↓↓↓

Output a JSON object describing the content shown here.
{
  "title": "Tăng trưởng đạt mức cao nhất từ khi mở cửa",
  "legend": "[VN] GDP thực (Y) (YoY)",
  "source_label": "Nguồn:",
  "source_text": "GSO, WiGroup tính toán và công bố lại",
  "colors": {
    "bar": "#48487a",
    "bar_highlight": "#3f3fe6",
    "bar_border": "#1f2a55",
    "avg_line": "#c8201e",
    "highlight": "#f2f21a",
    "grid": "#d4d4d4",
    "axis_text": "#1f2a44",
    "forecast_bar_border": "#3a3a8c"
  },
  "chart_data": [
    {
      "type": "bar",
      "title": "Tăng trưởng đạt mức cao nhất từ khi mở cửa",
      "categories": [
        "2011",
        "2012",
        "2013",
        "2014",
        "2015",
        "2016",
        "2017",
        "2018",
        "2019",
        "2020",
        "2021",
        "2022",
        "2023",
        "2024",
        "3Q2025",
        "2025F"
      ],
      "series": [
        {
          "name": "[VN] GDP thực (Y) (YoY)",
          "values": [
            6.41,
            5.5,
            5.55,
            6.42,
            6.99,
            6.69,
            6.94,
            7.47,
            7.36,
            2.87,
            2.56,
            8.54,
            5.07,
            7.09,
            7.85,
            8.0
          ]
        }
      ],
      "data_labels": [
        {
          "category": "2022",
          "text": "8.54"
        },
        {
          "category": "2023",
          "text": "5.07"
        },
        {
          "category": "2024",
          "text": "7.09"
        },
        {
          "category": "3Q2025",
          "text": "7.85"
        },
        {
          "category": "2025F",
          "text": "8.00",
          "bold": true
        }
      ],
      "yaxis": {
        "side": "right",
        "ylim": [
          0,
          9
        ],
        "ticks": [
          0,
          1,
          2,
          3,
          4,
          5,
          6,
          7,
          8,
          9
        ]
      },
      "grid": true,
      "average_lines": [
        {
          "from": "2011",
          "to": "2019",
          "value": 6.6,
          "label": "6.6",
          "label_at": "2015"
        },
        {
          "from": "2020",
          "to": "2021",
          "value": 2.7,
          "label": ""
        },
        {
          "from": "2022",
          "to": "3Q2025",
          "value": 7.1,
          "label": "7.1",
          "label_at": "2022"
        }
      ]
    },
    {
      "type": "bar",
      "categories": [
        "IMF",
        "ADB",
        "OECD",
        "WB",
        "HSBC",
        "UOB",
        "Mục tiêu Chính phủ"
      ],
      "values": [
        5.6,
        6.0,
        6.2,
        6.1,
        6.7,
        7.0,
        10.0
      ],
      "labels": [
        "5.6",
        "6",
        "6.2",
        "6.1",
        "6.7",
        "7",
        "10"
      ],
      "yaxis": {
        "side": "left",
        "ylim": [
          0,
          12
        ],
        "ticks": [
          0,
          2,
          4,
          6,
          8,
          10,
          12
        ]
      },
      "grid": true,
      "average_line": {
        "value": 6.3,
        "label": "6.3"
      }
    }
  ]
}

↑↑↑
↓↓↓

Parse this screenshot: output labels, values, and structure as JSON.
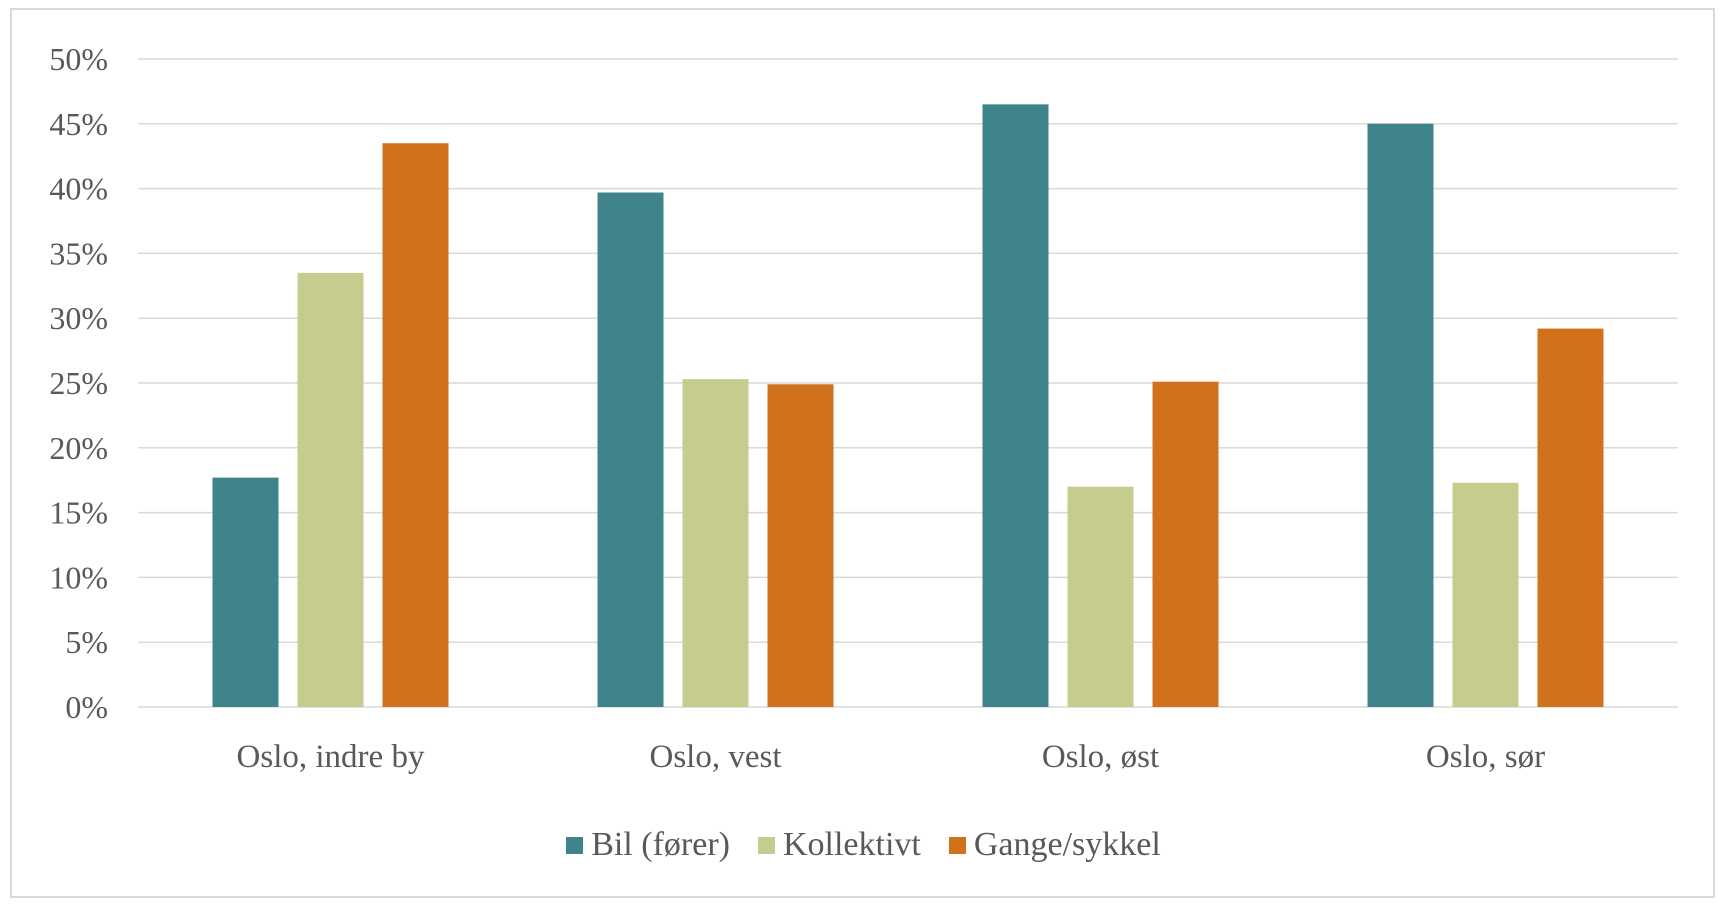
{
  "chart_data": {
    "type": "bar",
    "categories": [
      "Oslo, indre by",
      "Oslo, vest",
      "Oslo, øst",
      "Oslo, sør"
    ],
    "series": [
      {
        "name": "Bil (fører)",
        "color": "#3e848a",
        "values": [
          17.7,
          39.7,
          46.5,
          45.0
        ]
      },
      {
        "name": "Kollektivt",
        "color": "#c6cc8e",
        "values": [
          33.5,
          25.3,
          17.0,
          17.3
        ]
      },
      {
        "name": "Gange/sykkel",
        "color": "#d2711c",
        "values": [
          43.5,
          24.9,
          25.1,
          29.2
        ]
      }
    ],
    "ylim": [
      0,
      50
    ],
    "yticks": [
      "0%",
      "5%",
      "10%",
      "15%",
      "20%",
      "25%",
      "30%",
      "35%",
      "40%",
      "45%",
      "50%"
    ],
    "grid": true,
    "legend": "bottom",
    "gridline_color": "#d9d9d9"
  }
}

↑↑↑

Task: Copy each line of the listing in which the word "nhất" can be found.

Response to this exercise:
  "title": "Tăng trưởng đạt mức cao nhất từ khi mở cửa",
      "title": "Tăng trưởng đạt mức cao nhất từ khi mở cửa",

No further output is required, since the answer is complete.